Working data →
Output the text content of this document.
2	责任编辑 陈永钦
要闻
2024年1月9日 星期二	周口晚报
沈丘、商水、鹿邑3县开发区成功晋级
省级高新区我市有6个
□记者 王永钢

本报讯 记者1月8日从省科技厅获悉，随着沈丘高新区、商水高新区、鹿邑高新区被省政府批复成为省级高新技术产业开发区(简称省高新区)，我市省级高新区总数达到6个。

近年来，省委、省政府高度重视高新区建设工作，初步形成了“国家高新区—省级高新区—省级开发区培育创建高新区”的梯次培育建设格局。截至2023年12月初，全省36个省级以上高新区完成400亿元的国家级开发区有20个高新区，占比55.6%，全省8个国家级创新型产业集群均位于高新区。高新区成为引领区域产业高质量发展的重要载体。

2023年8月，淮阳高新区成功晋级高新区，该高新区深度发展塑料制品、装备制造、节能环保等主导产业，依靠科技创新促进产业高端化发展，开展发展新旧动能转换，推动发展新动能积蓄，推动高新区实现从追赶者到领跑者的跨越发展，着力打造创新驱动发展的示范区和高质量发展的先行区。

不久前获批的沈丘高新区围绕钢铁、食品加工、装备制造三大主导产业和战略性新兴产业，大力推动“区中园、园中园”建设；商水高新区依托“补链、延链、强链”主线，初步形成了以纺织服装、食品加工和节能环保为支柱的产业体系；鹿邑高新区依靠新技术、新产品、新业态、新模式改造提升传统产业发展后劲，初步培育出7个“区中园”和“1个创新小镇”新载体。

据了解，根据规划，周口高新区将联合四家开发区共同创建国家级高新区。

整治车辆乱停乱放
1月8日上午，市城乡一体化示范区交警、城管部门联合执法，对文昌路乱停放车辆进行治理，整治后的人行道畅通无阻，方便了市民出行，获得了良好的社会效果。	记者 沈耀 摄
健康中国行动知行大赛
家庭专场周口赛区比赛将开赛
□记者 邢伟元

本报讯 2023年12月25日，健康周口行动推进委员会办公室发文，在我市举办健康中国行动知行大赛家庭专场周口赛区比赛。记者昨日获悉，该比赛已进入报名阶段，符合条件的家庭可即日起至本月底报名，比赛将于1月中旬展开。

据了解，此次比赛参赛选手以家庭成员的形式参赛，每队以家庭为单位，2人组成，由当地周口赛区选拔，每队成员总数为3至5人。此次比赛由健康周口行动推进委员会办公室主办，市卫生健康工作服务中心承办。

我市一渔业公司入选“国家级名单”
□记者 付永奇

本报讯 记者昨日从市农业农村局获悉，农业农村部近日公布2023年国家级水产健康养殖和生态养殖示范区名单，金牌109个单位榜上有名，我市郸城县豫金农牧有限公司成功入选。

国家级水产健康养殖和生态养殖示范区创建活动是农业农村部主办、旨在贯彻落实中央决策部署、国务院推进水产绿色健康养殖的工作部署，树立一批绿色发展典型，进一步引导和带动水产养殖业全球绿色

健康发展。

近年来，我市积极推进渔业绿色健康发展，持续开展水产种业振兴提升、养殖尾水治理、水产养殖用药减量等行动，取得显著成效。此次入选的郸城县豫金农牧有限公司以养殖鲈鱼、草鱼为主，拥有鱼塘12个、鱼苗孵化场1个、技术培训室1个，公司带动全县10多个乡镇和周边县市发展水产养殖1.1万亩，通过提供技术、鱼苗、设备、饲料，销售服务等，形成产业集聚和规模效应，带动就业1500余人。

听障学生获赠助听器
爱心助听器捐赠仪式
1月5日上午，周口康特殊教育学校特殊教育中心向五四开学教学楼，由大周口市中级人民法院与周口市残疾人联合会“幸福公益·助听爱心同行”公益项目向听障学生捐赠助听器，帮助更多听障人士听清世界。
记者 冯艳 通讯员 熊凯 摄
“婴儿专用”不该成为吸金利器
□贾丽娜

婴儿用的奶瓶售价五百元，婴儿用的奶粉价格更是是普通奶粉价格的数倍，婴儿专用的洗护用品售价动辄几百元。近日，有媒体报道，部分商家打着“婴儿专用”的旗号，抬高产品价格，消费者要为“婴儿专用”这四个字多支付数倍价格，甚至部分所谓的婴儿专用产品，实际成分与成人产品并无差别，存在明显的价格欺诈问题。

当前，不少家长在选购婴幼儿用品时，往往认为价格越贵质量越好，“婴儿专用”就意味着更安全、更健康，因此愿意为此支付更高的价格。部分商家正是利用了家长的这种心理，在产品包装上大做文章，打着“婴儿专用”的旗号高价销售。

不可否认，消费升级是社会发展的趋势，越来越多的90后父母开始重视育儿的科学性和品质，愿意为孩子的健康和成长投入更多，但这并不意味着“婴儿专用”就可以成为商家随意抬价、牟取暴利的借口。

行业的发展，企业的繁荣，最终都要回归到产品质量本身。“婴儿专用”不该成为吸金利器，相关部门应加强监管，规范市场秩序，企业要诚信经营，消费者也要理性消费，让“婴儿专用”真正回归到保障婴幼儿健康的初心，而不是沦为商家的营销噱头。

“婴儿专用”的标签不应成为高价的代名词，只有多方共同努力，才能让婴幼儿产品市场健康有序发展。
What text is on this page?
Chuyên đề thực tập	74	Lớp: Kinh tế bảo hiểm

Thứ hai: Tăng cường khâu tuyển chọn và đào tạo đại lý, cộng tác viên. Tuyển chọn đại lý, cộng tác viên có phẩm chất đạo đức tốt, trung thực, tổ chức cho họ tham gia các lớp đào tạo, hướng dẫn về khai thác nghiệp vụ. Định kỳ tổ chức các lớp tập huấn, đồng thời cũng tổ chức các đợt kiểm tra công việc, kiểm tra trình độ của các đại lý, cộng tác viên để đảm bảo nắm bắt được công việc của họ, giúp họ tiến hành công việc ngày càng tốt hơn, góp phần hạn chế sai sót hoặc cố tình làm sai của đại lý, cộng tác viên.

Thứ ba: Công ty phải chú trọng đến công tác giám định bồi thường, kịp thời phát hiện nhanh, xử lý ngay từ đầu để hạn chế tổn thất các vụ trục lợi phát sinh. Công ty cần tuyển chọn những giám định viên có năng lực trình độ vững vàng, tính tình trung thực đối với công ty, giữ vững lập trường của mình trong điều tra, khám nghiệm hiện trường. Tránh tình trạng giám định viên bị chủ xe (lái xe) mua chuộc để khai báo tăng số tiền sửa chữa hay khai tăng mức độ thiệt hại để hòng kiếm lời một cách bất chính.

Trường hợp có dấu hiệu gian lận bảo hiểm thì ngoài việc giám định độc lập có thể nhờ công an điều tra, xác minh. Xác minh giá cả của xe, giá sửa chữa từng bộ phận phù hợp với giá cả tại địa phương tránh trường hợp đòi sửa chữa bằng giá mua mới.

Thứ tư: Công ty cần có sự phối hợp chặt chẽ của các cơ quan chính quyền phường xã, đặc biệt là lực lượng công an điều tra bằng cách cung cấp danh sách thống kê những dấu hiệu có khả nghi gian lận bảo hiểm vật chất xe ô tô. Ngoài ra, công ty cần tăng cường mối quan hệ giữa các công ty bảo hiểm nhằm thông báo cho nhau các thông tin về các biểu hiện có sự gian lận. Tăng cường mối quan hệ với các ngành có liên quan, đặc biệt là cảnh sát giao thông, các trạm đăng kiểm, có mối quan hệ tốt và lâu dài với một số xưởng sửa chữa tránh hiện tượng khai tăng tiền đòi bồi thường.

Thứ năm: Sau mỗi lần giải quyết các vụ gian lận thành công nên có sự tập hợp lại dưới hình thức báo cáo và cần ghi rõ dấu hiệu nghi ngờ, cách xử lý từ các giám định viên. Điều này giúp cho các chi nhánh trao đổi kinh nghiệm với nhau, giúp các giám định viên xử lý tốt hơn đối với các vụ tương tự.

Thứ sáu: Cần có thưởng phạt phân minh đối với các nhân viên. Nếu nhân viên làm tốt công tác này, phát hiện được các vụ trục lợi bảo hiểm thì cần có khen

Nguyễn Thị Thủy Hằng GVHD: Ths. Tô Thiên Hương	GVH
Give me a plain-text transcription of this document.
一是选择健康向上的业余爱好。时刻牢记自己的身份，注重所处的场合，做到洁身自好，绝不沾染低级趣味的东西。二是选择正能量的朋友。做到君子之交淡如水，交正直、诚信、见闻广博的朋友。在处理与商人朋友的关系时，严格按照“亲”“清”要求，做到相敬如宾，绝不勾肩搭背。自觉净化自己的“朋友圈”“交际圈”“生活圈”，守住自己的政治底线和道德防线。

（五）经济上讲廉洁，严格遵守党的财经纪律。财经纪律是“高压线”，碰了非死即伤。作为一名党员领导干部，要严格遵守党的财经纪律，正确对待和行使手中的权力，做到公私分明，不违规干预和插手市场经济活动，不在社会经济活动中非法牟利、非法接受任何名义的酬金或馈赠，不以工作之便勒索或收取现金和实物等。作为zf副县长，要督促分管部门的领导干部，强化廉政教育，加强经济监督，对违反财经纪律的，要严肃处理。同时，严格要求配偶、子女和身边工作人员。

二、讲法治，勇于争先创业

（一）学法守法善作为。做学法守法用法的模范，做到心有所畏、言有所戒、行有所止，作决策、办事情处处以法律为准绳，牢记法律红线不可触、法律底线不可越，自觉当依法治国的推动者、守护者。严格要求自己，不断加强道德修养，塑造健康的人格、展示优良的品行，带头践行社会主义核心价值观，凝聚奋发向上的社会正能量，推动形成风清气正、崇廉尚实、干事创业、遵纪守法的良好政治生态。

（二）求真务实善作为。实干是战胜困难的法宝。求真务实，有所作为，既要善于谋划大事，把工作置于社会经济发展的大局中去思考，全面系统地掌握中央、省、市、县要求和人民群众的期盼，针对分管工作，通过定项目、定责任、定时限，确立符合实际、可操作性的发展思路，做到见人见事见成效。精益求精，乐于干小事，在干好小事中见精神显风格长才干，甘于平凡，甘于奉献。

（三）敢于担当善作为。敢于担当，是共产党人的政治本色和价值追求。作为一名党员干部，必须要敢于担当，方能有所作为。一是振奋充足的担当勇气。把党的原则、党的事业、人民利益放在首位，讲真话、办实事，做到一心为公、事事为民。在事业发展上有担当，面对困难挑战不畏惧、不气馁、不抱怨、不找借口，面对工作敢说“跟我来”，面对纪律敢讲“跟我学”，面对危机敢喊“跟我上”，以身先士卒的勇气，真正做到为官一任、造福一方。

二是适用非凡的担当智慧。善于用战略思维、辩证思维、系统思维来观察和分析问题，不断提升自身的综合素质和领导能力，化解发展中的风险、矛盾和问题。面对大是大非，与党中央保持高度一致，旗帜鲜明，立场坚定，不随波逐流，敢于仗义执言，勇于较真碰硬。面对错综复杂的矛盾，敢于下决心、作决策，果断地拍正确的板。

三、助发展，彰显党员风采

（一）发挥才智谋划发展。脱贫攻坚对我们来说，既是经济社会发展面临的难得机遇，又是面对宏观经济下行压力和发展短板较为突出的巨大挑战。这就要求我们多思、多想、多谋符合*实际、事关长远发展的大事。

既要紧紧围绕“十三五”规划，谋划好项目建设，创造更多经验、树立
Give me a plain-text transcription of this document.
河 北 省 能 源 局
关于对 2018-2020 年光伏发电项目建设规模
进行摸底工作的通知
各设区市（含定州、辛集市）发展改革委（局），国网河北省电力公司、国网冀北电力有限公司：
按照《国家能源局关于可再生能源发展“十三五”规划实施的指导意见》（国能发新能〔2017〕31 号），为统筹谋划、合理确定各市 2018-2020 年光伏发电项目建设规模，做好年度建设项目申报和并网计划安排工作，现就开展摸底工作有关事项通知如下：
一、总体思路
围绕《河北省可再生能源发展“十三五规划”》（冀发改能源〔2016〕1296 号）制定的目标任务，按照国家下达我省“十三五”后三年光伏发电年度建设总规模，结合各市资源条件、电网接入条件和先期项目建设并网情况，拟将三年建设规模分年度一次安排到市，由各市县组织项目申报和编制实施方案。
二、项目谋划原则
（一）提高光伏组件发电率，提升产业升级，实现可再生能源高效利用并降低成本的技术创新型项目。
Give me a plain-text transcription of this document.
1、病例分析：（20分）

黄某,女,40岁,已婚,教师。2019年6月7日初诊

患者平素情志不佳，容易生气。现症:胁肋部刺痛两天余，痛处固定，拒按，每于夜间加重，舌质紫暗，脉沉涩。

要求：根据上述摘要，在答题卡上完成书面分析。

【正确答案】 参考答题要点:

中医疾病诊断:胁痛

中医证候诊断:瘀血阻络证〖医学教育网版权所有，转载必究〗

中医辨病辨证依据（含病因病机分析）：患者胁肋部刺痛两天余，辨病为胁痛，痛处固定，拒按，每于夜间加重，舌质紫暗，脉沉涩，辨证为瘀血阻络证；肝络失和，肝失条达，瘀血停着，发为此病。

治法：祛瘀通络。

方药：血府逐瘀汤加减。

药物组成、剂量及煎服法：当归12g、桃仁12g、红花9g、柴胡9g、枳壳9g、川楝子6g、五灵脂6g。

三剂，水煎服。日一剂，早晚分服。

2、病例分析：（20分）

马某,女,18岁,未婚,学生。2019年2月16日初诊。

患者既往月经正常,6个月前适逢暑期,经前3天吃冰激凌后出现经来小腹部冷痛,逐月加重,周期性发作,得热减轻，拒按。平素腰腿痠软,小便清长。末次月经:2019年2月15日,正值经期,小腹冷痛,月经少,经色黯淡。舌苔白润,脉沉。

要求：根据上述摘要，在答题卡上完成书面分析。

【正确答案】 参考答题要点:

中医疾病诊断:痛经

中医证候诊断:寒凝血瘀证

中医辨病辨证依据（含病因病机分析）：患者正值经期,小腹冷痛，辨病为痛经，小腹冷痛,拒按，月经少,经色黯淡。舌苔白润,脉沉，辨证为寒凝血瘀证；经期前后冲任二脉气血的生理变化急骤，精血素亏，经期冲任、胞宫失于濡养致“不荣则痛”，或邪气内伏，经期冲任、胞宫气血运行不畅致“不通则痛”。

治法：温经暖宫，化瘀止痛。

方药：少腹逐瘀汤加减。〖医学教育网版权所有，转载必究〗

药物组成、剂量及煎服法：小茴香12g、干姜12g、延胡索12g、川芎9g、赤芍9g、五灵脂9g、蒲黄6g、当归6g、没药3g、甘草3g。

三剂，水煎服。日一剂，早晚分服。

Directive → Only lines with "经色黯淡" are wanted here; list each of them.

Result of the task →
患者既往月经正常,6个月前适逢暑期,经前3天吃冰激凌后出现经来小腹部冷痛,逐月加重,周期性发作,得热减轻，拒按。平素腰腿痠软,小便清长。末次月经:2019年2月15日,正值经期,小腹冷痛,月经少,经色黯淡。舌苔白润,脉沉。
中医辨病辨证依据（含病因病机分析）：患者正值经期,小腹冷痛，辨病为痛经，小腹冷痛,拒按，月经少,经色黯淡。舌苔白润,脉沉，辨证为寒凝血瘀证；经期前后冲任二脉气血的生理变化急骤，精血素亏，经期冲任、胞宫失于濡养致“不荣则痛”，或邪气内伏，经期冲任、胞宫气血运行不畅致“不通则痛”。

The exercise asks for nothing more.